-- REQUIRED WORK --
Take every line where the string "potrzebujących" appears and copy it.

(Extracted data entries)
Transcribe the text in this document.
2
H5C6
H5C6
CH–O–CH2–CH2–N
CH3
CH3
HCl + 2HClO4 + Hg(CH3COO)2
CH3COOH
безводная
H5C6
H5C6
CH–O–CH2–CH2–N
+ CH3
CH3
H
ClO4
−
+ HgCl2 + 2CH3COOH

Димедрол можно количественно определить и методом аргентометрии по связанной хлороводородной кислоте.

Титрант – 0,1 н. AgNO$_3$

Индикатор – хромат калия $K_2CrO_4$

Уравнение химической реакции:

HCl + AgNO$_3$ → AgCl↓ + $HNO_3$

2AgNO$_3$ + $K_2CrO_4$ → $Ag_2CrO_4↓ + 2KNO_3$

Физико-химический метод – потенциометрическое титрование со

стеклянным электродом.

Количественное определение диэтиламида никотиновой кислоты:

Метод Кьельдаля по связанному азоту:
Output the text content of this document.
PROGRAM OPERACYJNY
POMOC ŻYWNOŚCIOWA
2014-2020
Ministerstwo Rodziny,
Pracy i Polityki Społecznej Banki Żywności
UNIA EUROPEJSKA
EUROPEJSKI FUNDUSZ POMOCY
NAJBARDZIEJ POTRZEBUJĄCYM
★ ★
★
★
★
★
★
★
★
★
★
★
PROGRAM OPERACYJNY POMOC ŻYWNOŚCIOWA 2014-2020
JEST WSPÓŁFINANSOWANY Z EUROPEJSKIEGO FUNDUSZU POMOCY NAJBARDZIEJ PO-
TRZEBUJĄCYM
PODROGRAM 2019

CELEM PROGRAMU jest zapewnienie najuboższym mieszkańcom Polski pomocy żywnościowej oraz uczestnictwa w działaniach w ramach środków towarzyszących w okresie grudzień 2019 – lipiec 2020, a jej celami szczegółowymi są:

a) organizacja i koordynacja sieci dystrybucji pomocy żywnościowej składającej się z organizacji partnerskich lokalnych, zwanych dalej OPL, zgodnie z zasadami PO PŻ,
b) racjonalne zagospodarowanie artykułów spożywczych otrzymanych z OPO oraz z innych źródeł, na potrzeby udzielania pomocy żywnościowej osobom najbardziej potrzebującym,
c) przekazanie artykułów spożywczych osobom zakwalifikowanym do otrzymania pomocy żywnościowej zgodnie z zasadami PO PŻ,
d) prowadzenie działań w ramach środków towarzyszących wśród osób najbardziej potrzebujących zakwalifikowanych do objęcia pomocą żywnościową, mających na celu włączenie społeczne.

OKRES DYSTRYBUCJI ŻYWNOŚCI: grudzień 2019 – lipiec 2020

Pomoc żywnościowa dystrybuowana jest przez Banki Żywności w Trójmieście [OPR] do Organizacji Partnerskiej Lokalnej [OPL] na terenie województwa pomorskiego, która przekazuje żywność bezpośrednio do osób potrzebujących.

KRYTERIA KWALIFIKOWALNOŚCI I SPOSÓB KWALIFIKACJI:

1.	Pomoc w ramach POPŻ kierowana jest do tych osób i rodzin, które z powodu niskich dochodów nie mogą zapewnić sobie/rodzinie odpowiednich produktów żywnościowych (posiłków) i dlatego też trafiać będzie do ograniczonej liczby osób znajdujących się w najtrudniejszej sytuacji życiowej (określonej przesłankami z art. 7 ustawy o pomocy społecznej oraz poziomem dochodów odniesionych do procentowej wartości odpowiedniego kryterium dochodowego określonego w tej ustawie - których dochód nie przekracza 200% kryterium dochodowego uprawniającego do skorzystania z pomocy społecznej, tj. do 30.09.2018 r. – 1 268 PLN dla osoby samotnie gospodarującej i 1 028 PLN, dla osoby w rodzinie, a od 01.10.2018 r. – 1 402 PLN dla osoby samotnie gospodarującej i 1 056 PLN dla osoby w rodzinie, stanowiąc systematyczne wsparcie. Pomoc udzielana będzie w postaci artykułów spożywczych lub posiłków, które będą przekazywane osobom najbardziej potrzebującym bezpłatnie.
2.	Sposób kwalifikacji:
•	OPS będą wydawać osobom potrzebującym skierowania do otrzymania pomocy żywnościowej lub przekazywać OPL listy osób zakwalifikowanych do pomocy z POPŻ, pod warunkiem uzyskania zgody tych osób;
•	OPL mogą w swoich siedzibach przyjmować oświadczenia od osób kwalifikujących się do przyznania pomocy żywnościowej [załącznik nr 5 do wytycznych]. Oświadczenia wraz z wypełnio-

-- FINISHED TASK --
d) prowadzenie działań w ramach środków towarzyszących wśród osób najbardziej potrzebujących zakwalifikowanych do objęcia pomocą żywnościową, mających na celu włączenie społeczne.
Pomoc żywnościowa dystrybuowana jest przez Banki Żywności w Trójmieście [OPR] do Organizacji Partnerskiej Lokalnej [OPL] na terenie województwa pomorskiego, która przekazuje żywność bezpośrednio do osób potrzebujących.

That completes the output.